** start MATERIAL **
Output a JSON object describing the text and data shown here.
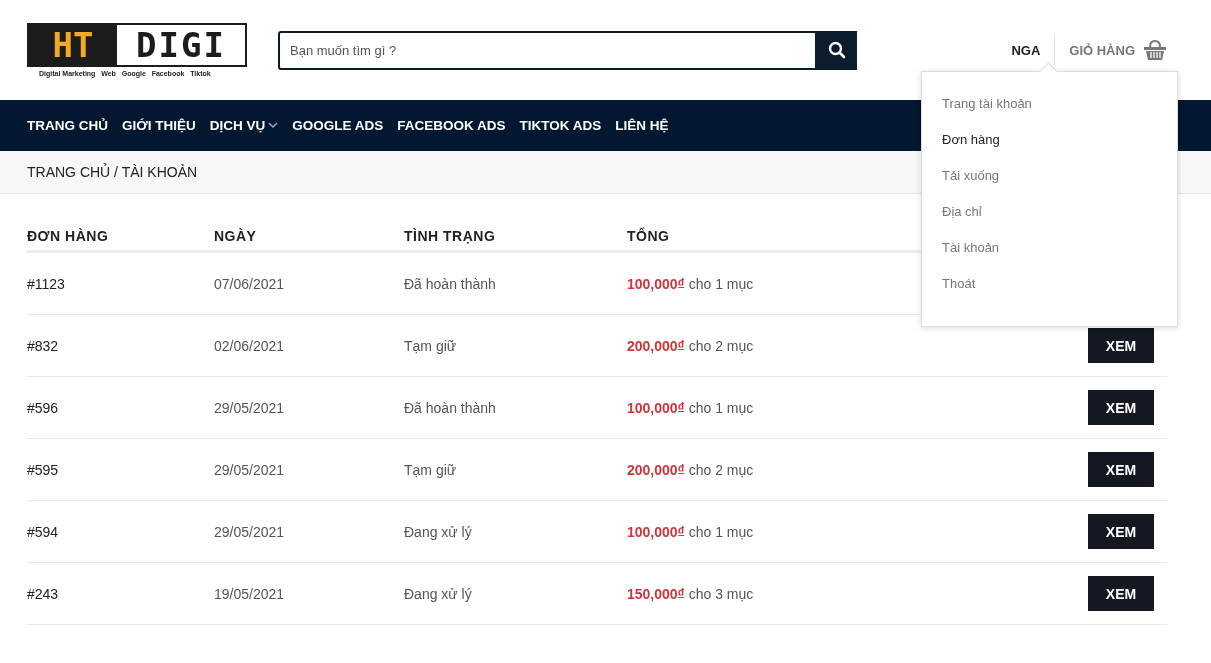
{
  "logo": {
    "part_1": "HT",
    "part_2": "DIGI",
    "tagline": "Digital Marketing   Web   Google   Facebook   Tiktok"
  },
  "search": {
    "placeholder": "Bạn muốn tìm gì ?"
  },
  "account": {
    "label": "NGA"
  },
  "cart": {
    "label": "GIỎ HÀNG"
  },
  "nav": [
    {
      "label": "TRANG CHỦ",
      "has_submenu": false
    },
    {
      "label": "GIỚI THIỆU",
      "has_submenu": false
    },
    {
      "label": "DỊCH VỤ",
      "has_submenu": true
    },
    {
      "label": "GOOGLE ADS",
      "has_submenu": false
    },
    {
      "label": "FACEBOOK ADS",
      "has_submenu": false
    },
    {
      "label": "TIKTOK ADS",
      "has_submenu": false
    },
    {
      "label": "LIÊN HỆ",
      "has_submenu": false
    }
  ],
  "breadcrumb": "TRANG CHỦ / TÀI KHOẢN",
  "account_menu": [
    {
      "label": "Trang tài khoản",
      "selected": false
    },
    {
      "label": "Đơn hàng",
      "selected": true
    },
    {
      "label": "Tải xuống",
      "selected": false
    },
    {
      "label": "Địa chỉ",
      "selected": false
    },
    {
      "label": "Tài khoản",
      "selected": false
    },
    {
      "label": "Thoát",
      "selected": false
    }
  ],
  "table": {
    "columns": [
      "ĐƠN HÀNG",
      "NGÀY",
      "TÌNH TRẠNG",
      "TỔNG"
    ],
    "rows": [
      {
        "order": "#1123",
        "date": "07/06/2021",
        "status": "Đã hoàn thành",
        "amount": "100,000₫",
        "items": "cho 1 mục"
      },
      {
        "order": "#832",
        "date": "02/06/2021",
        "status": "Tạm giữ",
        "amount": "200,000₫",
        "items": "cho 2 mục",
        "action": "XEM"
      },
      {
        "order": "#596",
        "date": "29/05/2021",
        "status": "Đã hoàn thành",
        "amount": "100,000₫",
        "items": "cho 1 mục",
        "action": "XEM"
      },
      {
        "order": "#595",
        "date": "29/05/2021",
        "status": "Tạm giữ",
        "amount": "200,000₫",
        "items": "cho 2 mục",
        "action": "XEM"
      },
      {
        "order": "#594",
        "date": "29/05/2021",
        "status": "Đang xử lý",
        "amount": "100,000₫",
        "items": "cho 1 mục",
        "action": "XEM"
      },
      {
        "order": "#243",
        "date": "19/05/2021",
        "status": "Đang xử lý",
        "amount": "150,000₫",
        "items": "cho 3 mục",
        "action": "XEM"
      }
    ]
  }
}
** end MATERIAL **
** start MATERIAL **
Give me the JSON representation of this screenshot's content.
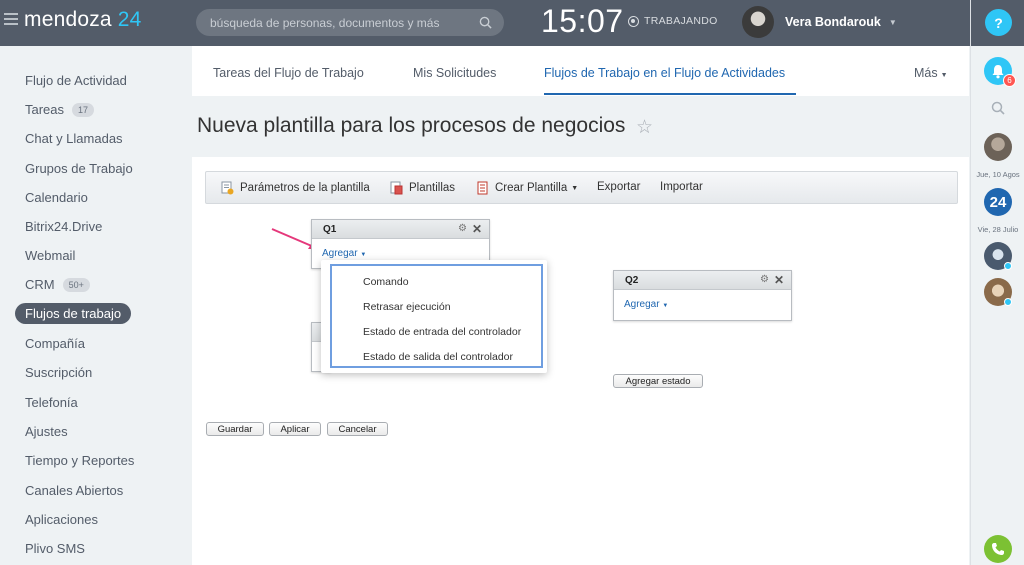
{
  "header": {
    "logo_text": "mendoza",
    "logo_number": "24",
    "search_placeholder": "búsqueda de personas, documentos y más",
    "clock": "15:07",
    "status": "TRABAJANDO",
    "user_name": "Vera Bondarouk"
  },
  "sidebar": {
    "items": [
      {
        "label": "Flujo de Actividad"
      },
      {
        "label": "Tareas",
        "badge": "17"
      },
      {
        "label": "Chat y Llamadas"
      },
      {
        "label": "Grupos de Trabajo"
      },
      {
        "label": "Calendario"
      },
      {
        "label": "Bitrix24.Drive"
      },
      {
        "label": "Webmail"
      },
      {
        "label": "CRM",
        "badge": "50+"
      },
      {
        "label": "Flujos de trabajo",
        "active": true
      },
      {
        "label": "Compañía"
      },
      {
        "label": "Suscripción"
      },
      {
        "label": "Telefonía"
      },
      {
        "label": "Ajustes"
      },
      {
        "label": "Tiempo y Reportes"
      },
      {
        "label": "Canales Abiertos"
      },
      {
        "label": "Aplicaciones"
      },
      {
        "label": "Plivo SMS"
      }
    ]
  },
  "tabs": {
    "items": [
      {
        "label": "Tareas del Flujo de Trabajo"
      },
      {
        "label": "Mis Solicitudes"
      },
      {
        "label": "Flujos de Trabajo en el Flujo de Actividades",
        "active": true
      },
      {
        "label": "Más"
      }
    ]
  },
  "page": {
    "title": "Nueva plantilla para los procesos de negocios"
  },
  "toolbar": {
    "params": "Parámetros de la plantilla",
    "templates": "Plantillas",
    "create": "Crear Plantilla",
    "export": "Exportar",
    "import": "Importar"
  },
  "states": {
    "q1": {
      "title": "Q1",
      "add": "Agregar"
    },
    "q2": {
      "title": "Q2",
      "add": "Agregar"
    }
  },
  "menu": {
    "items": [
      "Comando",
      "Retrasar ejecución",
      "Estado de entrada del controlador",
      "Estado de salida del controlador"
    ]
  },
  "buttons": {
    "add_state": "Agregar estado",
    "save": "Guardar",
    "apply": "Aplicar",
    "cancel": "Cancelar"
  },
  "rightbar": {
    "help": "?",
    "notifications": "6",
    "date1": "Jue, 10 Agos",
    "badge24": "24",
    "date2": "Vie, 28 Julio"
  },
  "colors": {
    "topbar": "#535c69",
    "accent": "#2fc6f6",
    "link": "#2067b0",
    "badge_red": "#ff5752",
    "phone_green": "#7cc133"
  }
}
** end MATERIAL **
All lines above containing the string "title" are to be collected.

**THE RESPONSE:**
    "title": "Nueva plantilla para los procesos de negocios"
      "title": "Q1",
      "title": "Q2",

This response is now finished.